* **WHAT YOU HAVE TO DO**
Find how many lines of the listing below include the word "from", then report the number by itself.

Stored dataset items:
━━━━━━━━━━━━━━━━━━━━

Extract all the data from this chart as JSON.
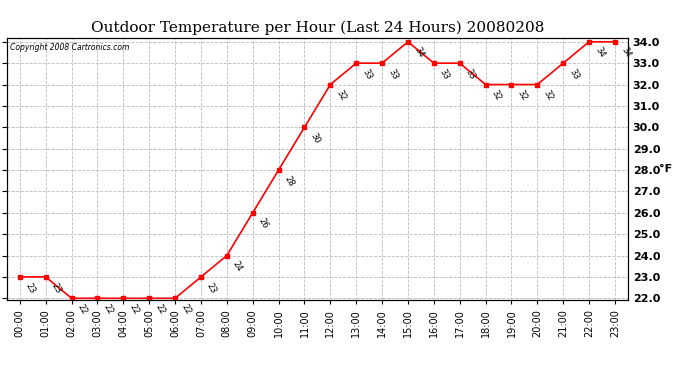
{
  "title": "Outdoor Temperature per Hour (Last 24 Hours) 20080208",
  "copyright": "Copyright 2008 Cartronics.com",
  "ylabel_right": "°F",
  "hours": [
    "00:00",
    "01:00",
    "02:00",
    "03:00",
    "04:00",
    "05:00",
    "06:00",
    "07:00",
    "08:00",
    "09:00",
    "10:00",
    "11:00",
    "12:00",
    "13:00",
    "14:00",
    "15:00",
    "16:00",
    "17:00",
    "18:00",
    "19:00",
    "20:00",
    "21:00",
    "22:00",
    "23:00"
  ],
  "temps": [
    23,
    23,
    22,
    22,
    22,
    22,
    22,
    23,
    24,
    26,
    28,
    30,
    32,
    33,
    33,
    34,
    33,
    33,
    32,
    32,
    32,
    33,
    34,
    34
  ],
  "ylim_min": 22.0,
  "ylim_max": 34.0,
  "yticks": [
    22.0,
    23.0,
    24.0,
    25.0,
    26.0,
    27.0,
    28.0,
    29.0,
    30.0,
    31.0,
    32.0,
    33.0,
    34.0
  ],
  "line_color": "red",
  "marker": "s",
  "marker_size": 3,
  "bg_color": "white",
  "grid_color": "#bbbbbb",
  "title_fontsize": 11,
  "label_fontsize": 7,
  "annot_fontsize": 6,
  "ytick_fontsize": 8
}
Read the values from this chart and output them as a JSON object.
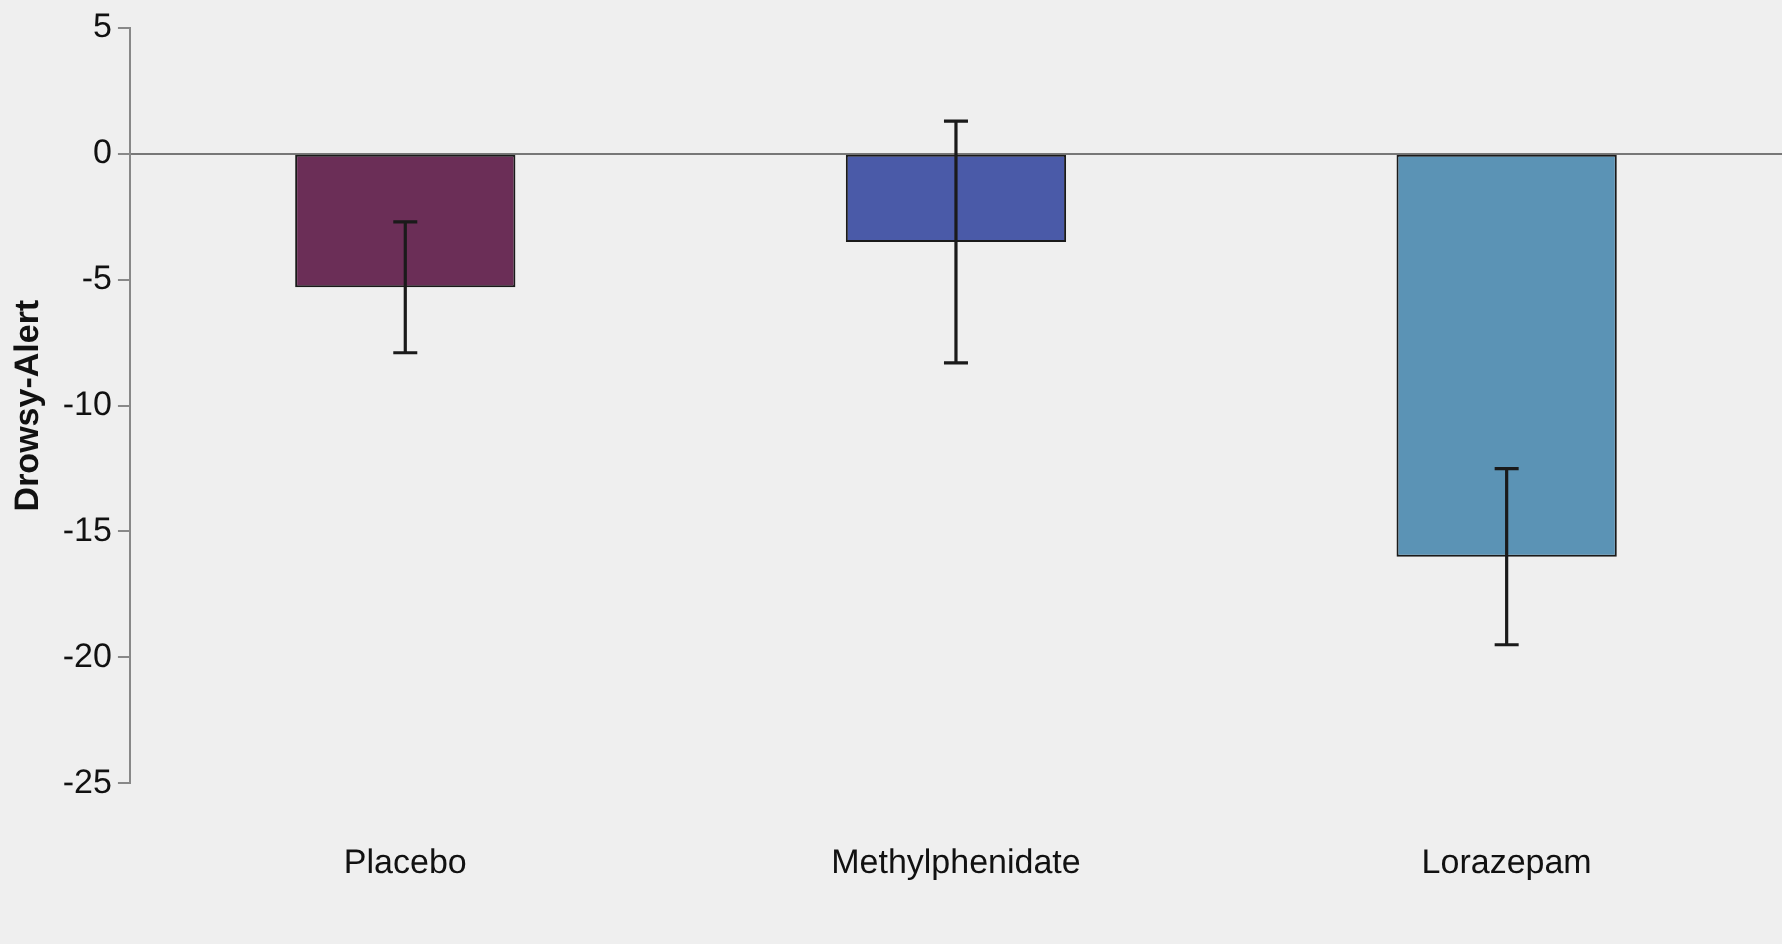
{
  "chart_data": {
    "type": "bar",
    "ylabel": "Drowsy-Alert",
    "categories": [
      "Placebo",
      "Methylphenidate",
      "Lorazepam"
    ],
    "values": [
      -5.3,
      -3.5,
      -16.0
    ],
    "errors": [
      2.6,
      4.8,
      3.5
    ],
    "colors": [
      "#6b2e57",
      "#4a5aa8",
      "#5b93b5"
    ],
    "ylim": [
      -25,
      5
    ],
    "yticks": [
      -25,
      -20,
      -15,
      -10,
      -5,
      0,
      5
    ]
  }
}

━━━━━━━━━━━━━━━━━━━━

* **SOLVED EXERCISE**
2